> _Text provided_
════════════════

An Essay and Workshop for Local Elected Leaders on Environmental Governance
with Emphasis on Adopting Environmentally Sound Technologies (ESTs)
- Training for Elected Leadership -


Part II - Workshop on the Councillor as Guardian of the Environment
- WORKSHOP -

WORKSHOP COMPONENTS

13.5 Trainer Presentation: VISIONING

Time Required: 30 minutes

Objective:

This presentation is to provide participants with a perspective on visioning as a critical step in the process of moving from an awareness of environmental issues to the achievement of sustainability.

Preparation:

Develop a short presentation to prepare participants for the following exercise on visioning. As preparation, use material on "the importance of vision" from the preceding essay supplemented by the following information and ideas of your own.

════════════════

> _Dataset content_

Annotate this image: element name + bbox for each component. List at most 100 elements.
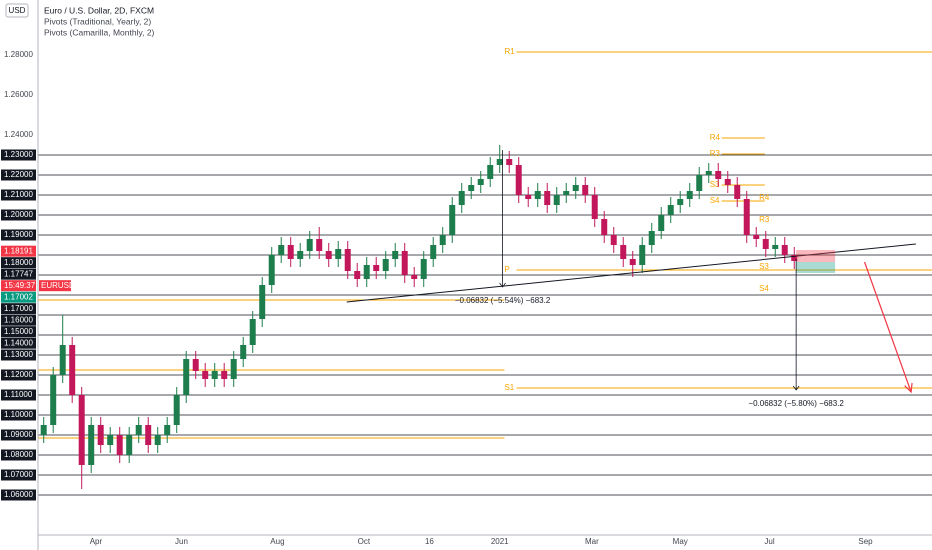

════════════════

> _Parts of the exercise_
1. In the workshop text on visioning, list every heading followed by a colon that appears beneath the presentation title.
2. Continue the workshop text on visioning from its last sentence.

> _Responses for each task_
1.
Time Required
Objective
Preparation

2.
Focus:

According to an old Chinese proverb, "unless you change direction, you are likely to arrive at where you are headed." The message of the proverb is that we are destined to repeat past mistakes and suffer the painful consequences without a vision of how things might be in the future and a plan for realizing the vision. For the next few minutes we will be discussing the importance of vision as the inspiration and motivating force for environmental change and an indispensable tool for councillors as Guardians of the Environment.

Main points:

It has been said that the surest way to find what we want is to imagine an ideal future while holding an uncomfortable, current reality in our minds. The tension between the two creates in impulse in us to close the gap.3 Once you know what you are dealing with, a useful next step is to create an image or vision of the best situation that could exist at some specific future time, spelled out in the most descriptive way possible.

Trainers note: This is a good time to ask participants for a definition of "vision." A good way to proceed is to ask, when you think of the word "vision," what other words come into your mind? Write down some of the words you hear on a sheet of newsprint.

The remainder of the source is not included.